STATED GOAL:
The records that follow are to be repeated exactly, with the pictures removed.

─── SOURCE RECORDS ───

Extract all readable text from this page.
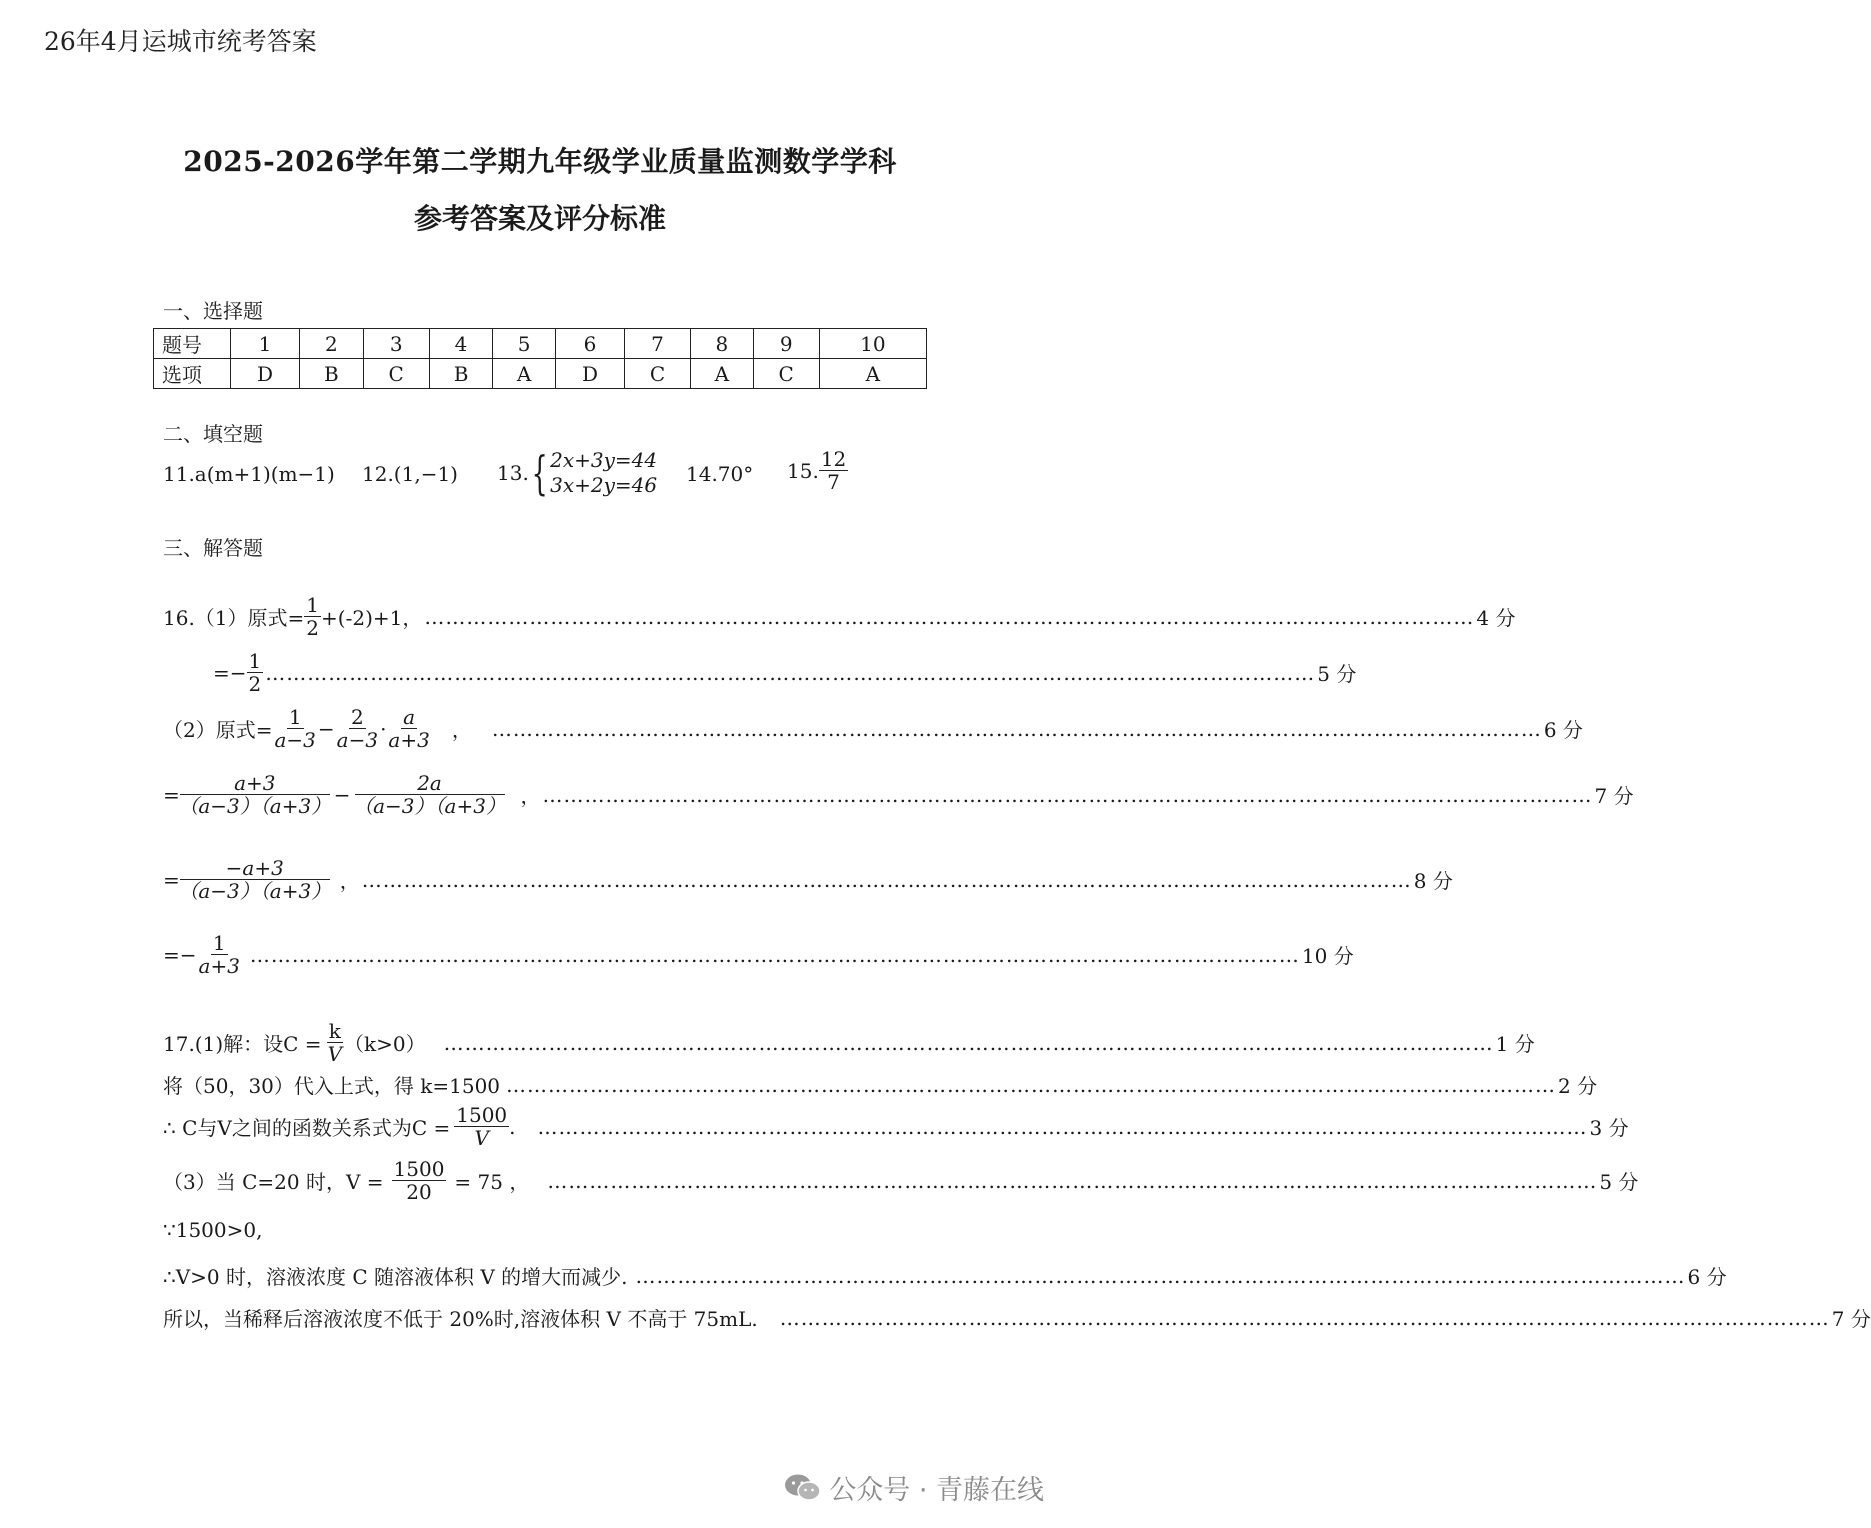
26年4月运城市统考答案
2025-2026学年第二学期九年级学业质量监测数学学科
参考答案及评分标准
一、选择题
题号	1	2	3	4	5	6	7	8	9	10
选项	D	B	C	B	A	D	C	A	C	A
二、填空题
11.a(m+1)(m−1) 12.(1,−1) 13. { 2x+3y=44
3x+2y=46 14.70° 15. $\frac{12}{7}$
三、解答题
16.（1）原式= $\frac{1}{2} +(-2)+1$， …………………………………………………………………………………………………………………………………… 4 分
=− $\frac{1}{2}$ …………………………………………………………………………………………………………………………………… 5 分
（2）原式= $\frac{1}{a-3} - \frac{2}{a-3} \cdot \frac{a}{a+3}$ ， …………………………………………………………………………………………………………………………………… 6 分
= $\frac{a+3}{(a-3)(a+3)} - \frac{2a}{(a-3)(a+3)}$ ， …………………………………………………………………………………………………………………………………… 7 分
= $\frac{-a+3}{(a-3)(a+3)}$ ， …………………………………………………………………………………………………………………………………… 8 分
=− $\frac{1}{a+3}$ …………………………………………………………………………………………………………………………………… 10 分
17.(1)解：设$C = \frac{k}{V} (k>0)$ …………………………………………………………………………………………………………………………………… 1 分
将（50，30）代入上式，得 k=1500 …………………………………………………………………………………………………………………………………… 2 分
∴ C与V之间的函数关系式为$C = \frac{1500}{V}$ . …………………………………………………………………………………………………………………………………… 3 分
（3）当 C=20 时，$V = \frac{1500}{20} = 75$ ， …………………………………………………………………………………………………………………………………… 5 分
∵1500>0,
∴V>0 时，溶液浓度 C 随溶液体积 V 的增大而减少. …………………………………………………………………………………………………………………………………… 6 分
所以，当稀释后溶液浓度不低于 20%时,溶液体积 V 不高于 75mL. …………………………………………………………………………………………………………………………………… 7 分
公众号 · 青藤在线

───

EXERCISE SOLUTION:
Extract all readable text from this page.
26年4月运城市统考答案
2025-2026学年第二学期九年级学业质量监测数学学科
参考答案及评分标准
一、选择题
题号	1	2	3	4	5	6	7	8	9	10
选项	D	B	C	B	A	D	C	A	C	A
二、填空题
11.a(m+1)(m−1) 12.(1,−1) 13. { 2x+3y=44
3x+2y=46 14.70° 15. $\frac{12}{7}$
三、解答题
16.（1）原式= $\frac{1}{2} +(-2)+1$， …………………………………………………………………………………………………………………………………… 4 分
=− $\frac{1}{2}$ …………………………………………………………………………………………………………………………………… 5 分
（2）原式= $\frac{1}{a-3} - \frac{2}{a-3} \cdot \frac{a}{a+3}$ ， …………………………………………………………………………………………………………………………………… 6 分
= $\frac{a+3}{(a-3)(a+3)} - \frac{2a}{(a-3)(a+3)}$ ， …………………………………………………………………………………………………………………………………… 7 分
= $\frac{-a+3}{(a-3)(a+3)}$ ， …………………………………………………………………………………………………………………………………… 8 分
=− $\frac{1}{a+3}$ …………………………………………………………………………………………………………………………………… 10 分
17.(1)解：设$C = \frac{k}{V} (k>0)$ …………………………………………………………………………………………………………………………………… 1 分
将（50，30）代入上式，得 k=1500 …………………………………………………………………………………………………………………………………… 2 分
∴ C与V之间的函数关系式为$C = \frac{1500}{V}$ . …………………………………………………………………………………………………………………………………… 3 分
（3）当 C=20 时，$V = \frac{1500}{20} = 75$ ， …………………………………………………………………………………………………………………………………… 5 分
∵1500>0,
∴V>0 时，溶液浓度 C 随溶液体积 V 的增大而减少. …………………………………………………………………………………………………………………………………… 6 分
所以，当稀释后溶液浓度不低于 20%时,溶液体积 V 不高于 75mL. …………………………………………………………………………………………………………………………………… 7 分
公众号 · 青藤在线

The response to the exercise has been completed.